Pull out all lines from the listing below in which the word "this" appears.

_ _ _ _ _

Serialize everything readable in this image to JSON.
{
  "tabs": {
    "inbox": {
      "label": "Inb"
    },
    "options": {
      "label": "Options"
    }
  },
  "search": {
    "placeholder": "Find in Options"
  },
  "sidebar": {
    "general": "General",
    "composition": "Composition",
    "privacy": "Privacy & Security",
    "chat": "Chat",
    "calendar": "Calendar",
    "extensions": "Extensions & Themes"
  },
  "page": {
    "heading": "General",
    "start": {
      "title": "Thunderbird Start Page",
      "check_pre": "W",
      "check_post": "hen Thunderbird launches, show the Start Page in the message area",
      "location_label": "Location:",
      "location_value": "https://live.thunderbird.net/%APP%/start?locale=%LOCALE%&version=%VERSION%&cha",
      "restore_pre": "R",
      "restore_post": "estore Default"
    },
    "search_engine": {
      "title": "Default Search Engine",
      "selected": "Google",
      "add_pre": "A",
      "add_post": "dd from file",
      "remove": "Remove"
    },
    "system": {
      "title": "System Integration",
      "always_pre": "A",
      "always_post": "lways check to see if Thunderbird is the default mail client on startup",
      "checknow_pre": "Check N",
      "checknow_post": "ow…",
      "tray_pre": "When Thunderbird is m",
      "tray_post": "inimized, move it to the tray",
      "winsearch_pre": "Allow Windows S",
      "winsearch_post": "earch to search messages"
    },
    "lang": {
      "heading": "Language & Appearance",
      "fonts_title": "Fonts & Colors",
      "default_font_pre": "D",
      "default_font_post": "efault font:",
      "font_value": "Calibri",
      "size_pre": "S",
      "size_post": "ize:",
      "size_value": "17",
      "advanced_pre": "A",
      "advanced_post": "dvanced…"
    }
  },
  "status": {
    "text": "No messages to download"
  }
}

_ _ _ _ _

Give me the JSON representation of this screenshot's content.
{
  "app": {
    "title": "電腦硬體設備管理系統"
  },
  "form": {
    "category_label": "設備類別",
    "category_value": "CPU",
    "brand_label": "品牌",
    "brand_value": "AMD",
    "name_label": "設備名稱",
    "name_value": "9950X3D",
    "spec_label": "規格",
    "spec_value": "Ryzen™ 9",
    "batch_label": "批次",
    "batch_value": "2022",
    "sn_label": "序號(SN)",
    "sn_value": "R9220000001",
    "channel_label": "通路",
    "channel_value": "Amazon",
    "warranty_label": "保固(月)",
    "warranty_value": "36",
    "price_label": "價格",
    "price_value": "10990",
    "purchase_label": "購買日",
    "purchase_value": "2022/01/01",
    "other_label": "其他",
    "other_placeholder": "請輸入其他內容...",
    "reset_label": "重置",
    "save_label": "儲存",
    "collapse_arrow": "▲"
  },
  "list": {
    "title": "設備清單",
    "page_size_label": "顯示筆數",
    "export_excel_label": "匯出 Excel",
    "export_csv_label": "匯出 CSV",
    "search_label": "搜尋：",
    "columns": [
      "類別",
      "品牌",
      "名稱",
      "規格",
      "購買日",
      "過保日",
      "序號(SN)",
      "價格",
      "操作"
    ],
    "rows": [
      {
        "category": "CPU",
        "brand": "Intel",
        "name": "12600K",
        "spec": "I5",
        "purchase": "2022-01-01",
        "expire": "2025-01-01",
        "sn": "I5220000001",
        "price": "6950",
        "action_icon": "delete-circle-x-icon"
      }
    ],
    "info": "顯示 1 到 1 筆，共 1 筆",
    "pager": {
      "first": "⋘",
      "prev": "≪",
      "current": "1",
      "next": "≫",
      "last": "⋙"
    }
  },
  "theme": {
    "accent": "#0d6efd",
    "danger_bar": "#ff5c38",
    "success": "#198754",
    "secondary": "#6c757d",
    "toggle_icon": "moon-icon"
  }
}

_ _ _ _ _

◆ Solved exercise:
Serialize everything readable in this image to JSON.
Give me the JSON representation of this screenshot's content.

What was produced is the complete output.